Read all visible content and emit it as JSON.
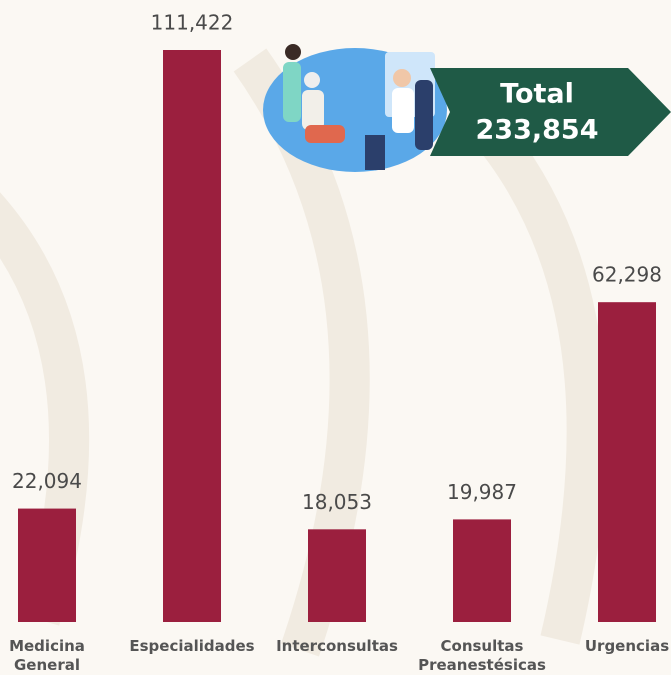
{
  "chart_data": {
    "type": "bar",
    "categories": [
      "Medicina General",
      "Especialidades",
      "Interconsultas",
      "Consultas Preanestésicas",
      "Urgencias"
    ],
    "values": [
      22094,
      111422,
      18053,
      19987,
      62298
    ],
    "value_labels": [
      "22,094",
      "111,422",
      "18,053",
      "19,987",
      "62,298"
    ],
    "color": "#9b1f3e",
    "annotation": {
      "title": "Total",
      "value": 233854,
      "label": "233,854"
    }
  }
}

==

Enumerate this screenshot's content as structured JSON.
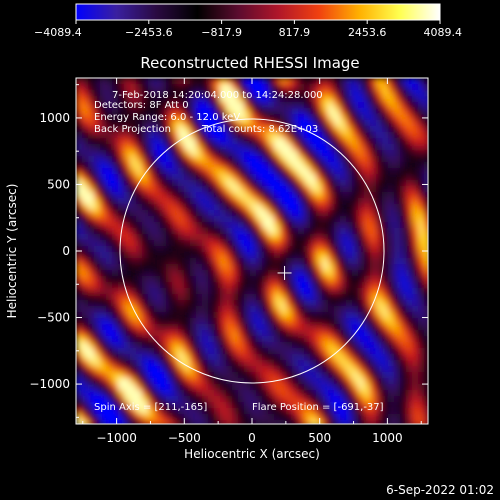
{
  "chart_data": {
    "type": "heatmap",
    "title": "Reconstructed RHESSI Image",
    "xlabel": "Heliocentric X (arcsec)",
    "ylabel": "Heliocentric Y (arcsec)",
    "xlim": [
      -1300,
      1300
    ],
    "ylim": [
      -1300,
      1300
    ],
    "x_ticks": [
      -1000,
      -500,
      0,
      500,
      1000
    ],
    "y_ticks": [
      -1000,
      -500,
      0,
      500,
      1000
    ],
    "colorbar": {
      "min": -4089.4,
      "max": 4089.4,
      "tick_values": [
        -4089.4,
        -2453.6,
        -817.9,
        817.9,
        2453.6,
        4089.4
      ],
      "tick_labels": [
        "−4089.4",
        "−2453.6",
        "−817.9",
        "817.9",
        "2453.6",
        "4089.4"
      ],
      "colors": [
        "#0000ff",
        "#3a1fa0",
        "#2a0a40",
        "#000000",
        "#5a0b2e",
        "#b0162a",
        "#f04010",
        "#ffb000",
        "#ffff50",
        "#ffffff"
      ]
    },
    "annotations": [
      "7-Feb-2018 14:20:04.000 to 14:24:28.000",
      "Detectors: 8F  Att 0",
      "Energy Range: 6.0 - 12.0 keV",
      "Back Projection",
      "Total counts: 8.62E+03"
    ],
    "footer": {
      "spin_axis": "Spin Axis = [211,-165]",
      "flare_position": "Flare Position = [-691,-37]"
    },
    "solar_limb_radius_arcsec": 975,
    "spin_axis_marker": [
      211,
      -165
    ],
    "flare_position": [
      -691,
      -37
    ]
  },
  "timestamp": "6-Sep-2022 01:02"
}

_Problem description_:
Look over the material above and show each line where "title" appears.

_Final answer_:
      "title": "Total",
    "title": "Reconstructed RHESSI Image",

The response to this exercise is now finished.